### Stated goal
Go through the lines below. Copy those with "this".

Extracted data entries:
-- Start --

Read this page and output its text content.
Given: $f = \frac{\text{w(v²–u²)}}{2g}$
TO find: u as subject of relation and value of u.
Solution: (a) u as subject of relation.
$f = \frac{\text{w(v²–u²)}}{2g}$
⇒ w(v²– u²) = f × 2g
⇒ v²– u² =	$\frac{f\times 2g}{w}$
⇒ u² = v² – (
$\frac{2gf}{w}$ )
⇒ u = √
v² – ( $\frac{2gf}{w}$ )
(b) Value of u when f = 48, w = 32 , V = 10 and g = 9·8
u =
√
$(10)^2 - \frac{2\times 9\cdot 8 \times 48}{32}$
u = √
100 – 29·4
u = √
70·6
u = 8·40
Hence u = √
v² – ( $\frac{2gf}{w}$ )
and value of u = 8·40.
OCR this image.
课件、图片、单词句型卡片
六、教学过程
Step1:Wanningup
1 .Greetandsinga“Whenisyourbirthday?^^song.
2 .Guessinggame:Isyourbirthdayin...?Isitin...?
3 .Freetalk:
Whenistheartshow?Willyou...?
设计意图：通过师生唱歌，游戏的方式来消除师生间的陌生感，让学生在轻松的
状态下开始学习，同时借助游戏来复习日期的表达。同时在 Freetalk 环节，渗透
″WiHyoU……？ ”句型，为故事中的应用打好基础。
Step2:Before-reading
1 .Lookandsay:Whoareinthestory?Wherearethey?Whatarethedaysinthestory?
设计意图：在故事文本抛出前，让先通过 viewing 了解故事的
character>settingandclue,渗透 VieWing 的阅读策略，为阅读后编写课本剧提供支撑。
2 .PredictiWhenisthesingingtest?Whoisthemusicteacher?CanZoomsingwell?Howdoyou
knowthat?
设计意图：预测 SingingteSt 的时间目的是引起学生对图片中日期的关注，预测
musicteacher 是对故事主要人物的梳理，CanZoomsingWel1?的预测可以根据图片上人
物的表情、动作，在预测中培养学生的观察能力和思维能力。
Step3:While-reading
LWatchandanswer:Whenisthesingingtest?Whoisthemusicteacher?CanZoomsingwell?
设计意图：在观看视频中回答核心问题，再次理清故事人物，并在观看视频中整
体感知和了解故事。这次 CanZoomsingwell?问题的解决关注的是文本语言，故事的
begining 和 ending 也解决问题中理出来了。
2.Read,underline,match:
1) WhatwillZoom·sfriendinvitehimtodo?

-- End --

### Response
Read this page and output its text content.
OCR this image.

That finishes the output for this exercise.